_Given information_
++++++++

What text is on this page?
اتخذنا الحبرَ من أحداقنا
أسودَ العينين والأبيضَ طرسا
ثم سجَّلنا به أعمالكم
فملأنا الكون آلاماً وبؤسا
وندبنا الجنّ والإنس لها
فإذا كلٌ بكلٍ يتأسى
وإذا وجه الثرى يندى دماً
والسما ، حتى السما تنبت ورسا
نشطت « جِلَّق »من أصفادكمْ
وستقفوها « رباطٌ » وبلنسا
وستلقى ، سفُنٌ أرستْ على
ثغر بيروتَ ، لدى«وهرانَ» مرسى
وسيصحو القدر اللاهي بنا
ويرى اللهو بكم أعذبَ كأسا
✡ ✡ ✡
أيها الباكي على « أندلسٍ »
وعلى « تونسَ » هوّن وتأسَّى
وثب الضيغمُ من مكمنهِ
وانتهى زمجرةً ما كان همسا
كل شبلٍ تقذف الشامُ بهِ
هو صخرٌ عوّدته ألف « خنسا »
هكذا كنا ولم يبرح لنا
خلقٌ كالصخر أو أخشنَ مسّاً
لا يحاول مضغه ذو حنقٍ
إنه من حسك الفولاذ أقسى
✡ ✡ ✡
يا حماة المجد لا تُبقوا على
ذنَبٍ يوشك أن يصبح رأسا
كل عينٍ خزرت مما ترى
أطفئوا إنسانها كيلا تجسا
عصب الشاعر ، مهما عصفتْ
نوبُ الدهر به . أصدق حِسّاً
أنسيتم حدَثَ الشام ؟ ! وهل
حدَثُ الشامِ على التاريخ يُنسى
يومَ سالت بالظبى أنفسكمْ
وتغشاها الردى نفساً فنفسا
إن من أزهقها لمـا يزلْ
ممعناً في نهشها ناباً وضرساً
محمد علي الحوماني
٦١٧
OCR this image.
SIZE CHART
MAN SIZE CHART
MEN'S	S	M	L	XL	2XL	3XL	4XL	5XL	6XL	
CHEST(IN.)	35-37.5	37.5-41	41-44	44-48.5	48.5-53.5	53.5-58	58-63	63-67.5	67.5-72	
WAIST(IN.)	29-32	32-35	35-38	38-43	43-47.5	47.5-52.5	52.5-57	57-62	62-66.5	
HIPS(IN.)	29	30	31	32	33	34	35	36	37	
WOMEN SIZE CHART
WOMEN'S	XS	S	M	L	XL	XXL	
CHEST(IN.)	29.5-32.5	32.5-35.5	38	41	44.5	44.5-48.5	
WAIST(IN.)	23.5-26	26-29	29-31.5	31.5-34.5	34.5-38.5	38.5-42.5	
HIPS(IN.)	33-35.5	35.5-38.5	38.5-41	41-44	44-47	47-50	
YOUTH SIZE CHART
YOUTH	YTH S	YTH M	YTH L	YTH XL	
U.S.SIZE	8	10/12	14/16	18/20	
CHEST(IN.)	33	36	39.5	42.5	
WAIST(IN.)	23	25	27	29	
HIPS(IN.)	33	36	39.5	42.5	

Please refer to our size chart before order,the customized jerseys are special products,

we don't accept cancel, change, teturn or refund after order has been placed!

++++++++

_Task to carry out_
Among the lines of the material above, how many include the string "CHEST"? Report only that number.

_Finished answer_
3